Short problem: Find the word "name" in the records below. List each line containing it.

[Entries with figure data]
══════════

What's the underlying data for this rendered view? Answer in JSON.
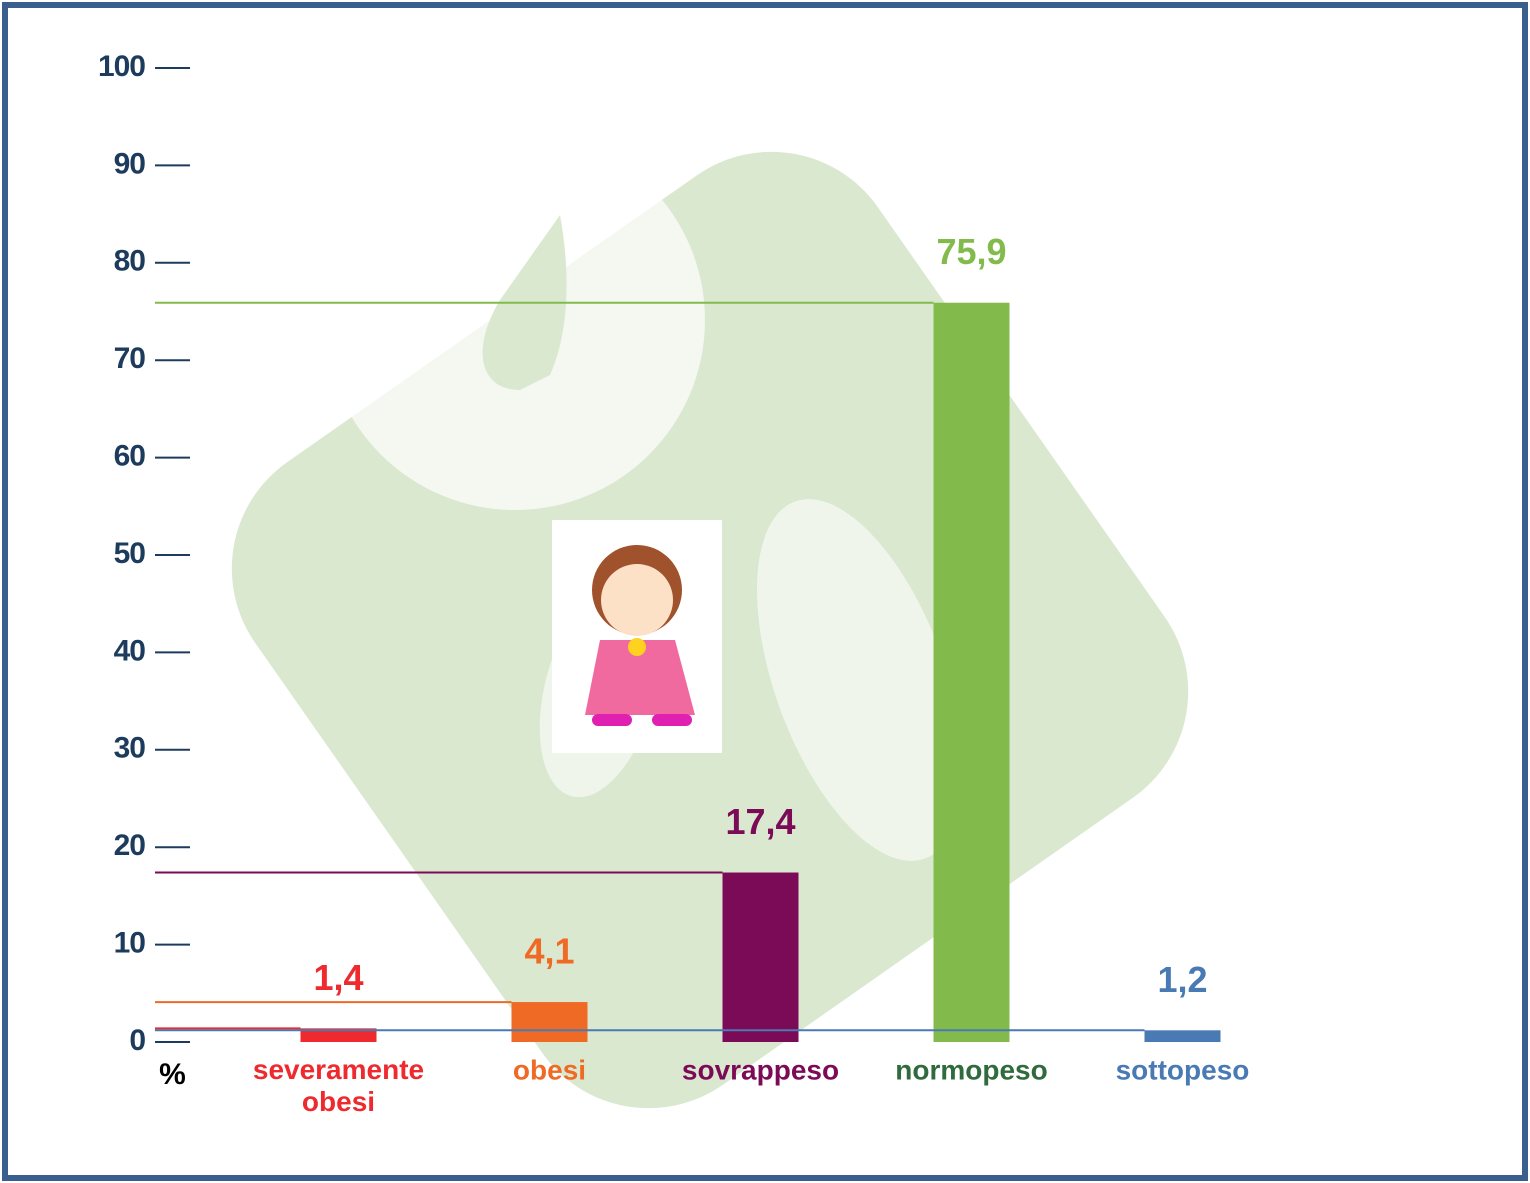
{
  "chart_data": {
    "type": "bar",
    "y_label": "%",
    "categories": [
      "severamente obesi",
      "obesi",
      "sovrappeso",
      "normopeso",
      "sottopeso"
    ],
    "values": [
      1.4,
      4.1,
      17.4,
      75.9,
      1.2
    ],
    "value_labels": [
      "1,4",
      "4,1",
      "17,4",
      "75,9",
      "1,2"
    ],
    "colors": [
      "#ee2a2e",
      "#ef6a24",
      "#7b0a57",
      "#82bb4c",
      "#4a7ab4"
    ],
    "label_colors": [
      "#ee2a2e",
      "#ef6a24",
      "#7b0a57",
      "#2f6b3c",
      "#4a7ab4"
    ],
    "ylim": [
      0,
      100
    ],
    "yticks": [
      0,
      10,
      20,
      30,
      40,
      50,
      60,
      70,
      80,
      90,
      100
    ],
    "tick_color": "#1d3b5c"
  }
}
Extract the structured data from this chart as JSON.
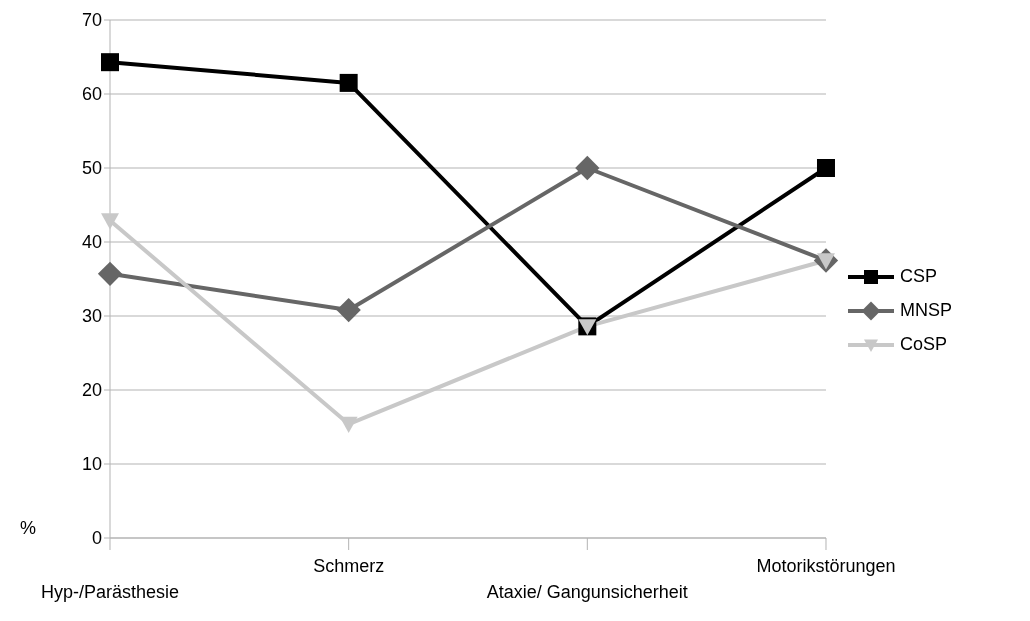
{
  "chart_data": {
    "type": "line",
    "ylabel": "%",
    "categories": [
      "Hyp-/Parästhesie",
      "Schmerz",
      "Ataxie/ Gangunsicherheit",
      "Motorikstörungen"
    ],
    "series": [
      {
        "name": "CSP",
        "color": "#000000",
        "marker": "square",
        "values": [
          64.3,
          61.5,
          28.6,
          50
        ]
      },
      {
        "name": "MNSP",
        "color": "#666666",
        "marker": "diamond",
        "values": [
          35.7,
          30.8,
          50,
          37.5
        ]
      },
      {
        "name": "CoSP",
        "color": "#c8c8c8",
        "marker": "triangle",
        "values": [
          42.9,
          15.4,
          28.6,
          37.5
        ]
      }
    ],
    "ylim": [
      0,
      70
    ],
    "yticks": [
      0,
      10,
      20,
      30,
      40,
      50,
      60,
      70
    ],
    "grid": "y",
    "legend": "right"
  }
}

══════════

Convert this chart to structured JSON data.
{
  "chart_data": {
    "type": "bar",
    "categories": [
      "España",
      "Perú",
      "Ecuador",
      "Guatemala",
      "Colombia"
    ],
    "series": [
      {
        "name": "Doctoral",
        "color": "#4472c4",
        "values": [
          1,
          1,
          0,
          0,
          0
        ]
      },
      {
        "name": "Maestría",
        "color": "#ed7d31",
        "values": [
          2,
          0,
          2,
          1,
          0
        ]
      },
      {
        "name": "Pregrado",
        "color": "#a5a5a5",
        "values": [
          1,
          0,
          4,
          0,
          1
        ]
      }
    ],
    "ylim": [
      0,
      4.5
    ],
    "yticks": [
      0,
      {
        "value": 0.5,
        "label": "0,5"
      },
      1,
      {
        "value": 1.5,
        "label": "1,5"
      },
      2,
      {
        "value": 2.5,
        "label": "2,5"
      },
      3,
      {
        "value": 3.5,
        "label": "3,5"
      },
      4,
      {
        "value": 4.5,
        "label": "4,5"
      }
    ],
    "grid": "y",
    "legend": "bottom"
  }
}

══════════

Problem solution:
        "name": "CSP",
        "name": "MNSP",
        "name": "CoSP",
        "name": "Doctoral",
        "name": "Maestría",
        "name": "Pregrado",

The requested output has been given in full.